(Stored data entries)
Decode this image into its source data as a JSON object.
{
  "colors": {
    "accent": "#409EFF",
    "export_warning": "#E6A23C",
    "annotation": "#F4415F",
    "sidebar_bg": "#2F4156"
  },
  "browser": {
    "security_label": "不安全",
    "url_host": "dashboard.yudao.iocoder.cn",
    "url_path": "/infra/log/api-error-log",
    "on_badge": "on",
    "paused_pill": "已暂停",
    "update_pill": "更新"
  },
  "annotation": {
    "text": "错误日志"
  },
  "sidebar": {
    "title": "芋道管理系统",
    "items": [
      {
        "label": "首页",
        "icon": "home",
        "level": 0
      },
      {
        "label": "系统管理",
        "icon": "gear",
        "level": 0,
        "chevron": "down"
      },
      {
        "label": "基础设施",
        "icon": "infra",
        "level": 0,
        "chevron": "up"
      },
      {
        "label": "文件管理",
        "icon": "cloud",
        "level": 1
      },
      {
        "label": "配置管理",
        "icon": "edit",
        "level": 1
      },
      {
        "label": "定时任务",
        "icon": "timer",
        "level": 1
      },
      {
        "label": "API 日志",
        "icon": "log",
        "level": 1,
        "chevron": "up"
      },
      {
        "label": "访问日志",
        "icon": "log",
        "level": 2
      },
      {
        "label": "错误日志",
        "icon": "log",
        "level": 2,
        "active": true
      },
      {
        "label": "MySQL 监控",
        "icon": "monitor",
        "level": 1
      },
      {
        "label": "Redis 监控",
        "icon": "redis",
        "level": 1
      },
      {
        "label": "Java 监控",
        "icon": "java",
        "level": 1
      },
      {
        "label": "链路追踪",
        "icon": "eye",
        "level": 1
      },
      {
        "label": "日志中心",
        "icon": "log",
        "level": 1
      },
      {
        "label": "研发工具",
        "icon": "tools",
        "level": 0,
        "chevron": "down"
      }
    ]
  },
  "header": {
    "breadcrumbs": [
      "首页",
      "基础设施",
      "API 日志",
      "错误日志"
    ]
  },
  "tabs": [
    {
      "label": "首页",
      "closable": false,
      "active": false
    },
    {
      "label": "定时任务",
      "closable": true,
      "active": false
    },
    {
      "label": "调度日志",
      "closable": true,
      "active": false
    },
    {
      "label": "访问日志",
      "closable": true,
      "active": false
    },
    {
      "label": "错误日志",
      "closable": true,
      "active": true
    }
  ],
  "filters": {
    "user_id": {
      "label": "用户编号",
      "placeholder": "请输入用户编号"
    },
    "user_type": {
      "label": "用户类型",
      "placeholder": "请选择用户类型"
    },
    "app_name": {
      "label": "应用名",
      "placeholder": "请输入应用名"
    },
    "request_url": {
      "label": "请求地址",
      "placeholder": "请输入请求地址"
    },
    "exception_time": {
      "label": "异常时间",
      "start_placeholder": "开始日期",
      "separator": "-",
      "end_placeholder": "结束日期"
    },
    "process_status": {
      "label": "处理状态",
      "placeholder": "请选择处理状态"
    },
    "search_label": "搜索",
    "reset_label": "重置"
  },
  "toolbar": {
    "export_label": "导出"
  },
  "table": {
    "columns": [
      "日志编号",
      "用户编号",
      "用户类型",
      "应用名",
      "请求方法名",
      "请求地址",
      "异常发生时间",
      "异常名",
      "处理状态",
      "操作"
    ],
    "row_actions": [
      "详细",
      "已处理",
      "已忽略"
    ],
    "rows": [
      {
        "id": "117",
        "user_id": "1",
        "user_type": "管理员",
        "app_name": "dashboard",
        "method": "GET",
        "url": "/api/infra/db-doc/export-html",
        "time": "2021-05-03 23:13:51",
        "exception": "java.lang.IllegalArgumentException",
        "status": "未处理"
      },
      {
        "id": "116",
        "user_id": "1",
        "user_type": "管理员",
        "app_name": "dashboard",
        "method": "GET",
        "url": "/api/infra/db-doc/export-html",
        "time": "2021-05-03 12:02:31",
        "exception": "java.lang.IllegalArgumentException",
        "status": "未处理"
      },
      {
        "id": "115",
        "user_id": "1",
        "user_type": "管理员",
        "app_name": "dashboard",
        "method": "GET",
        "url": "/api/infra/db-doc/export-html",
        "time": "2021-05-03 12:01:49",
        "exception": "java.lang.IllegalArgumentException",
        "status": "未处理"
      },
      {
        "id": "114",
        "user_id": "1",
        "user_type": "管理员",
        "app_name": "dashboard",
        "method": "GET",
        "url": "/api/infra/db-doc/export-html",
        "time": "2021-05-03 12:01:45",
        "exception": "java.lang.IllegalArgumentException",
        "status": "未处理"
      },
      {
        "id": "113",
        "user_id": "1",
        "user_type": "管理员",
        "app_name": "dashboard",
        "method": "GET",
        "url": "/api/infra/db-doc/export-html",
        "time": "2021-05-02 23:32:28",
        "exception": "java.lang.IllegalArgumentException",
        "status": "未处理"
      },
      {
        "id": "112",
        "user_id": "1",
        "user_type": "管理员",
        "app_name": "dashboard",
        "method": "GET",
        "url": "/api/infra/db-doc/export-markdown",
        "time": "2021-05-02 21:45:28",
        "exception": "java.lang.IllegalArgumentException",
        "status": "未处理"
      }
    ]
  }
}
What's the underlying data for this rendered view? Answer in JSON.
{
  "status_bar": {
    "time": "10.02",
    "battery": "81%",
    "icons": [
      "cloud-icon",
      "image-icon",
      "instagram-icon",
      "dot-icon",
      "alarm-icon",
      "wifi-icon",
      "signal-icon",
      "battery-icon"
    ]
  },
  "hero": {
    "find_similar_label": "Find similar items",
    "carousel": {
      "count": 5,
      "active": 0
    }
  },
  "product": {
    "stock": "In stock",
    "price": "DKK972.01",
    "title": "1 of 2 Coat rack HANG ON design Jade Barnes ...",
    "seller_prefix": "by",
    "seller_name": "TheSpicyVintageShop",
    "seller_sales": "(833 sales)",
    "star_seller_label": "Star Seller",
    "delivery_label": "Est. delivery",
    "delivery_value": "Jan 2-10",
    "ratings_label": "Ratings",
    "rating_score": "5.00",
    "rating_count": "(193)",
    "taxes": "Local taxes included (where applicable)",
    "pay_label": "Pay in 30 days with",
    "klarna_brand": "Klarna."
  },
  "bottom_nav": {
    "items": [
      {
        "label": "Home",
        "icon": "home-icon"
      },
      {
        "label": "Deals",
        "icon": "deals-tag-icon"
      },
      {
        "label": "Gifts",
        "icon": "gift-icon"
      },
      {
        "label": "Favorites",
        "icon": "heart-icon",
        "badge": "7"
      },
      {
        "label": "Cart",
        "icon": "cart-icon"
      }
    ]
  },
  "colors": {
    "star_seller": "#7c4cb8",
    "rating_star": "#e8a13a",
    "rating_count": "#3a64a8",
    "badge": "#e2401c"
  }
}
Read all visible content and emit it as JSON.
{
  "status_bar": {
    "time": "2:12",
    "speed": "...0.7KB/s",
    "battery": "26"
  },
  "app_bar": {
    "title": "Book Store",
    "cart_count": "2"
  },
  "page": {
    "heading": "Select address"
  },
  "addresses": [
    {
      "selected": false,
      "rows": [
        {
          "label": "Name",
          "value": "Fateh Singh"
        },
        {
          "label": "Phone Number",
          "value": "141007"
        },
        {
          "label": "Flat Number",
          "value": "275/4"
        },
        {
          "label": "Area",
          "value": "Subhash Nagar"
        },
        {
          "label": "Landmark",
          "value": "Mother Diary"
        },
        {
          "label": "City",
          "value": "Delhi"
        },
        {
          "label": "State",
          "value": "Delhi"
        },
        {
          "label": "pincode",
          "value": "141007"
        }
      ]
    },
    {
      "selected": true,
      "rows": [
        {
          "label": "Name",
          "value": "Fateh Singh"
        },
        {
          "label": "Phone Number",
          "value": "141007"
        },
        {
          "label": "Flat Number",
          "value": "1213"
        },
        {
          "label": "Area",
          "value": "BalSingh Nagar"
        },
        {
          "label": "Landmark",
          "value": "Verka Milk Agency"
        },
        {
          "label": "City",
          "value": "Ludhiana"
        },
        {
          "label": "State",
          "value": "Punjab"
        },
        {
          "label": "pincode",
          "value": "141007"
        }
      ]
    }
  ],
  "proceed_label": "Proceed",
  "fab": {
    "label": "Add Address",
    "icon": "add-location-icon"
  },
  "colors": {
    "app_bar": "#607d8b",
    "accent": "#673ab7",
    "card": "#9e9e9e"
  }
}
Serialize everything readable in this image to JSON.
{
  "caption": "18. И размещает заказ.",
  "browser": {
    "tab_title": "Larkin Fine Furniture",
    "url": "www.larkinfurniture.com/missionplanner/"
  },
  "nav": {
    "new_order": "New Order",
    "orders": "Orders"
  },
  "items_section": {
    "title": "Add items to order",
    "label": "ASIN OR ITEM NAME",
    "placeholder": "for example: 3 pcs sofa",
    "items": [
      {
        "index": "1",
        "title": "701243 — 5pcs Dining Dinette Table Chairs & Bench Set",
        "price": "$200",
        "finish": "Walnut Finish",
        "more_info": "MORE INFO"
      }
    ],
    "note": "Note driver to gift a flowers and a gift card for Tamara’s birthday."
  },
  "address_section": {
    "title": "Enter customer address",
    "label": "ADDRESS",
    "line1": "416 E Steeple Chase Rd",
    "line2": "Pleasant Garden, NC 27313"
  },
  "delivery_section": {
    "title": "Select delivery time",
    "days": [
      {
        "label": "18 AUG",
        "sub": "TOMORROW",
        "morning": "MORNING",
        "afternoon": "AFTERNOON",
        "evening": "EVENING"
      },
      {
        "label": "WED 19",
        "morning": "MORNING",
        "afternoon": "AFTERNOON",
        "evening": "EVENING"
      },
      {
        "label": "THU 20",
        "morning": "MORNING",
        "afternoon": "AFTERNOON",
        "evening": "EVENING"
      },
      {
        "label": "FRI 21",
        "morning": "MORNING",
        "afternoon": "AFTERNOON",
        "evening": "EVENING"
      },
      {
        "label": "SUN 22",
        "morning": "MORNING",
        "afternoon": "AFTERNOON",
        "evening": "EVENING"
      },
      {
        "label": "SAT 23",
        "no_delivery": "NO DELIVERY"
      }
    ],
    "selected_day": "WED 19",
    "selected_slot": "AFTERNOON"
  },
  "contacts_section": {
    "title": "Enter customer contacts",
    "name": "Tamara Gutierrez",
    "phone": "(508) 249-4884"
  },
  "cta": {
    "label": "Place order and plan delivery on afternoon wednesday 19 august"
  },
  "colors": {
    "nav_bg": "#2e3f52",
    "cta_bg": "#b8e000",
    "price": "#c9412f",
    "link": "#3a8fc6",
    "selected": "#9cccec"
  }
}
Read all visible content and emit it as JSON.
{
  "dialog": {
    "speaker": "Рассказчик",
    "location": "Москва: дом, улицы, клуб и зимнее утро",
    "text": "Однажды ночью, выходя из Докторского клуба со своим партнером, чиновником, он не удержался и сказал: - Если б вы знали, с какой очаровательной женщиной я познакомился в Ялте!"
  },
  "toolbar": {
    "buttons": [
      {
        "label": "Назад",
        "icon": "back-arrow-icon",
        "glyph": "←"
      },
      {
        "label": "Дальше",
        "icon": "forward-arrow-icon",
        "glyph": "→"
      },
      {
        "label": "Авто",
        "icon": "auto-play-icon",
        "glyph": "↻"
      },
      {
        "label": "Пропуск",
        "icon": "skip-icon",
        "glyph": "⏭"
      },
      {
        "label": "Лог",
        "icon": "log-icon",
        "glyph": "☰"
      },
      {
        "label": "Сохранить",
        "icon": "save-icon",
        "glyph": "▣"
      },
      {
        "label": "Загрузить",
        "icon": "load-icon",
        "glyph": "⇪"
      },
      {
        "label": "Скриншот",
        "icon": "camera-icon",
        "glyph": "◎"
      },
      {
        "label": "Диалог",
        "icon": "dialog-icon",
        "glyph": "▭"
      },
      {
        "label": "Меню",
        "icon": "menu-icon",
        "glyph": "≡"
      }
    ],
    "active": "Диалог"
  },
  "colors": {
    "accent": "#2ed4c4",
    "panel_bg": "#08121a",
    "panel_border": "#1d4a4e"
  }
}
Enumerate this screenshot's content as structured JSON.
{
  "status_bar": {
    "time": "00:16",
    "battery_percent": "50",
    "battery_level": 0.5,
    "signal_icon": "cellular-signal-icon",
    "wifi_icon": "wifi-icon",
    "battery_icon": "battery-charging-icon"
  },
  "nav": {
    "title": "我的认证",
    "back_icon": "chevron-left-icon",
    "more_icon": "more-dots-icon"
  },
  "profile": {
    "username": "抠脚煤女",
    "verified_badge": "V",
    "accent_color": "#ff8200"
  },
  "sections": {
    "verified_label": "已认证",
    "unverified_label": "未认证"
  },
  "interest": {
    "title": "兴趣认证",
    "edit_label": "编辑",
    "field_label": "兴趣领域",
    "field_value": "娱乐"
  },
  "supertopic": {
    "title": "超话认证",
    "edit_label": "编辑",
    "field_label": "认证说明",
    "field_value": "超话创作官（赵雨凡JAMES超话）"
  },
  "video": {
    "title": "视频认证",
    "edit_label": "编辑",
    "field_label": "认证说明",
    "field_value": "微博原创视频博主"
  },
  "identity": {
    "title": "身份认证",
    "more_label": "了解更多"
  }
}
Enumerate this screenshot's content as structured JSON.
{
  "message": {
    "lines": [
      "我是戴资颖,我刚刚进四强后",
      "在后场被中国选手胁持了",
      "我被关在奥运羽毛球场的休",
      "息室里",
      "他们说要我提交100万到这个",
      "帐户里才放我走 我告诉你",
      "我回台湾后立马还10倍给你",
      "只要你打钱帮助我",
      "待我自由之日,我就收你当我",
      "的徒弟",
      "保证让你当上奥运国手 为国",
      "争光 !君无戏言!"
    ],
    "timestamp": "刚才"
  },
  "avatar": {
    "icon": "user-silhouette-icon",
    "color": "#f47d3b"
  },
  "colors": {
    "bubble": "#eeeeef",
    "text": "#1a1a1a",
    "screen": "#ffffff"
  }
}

## WHAT IS ASKED
Gather from the entries above all lines that include the string "price".

## RESPONSE TO THIS EXERCISE
    "price": "DKK972.01",
        "price": "$200",
    "price": "#c9412f",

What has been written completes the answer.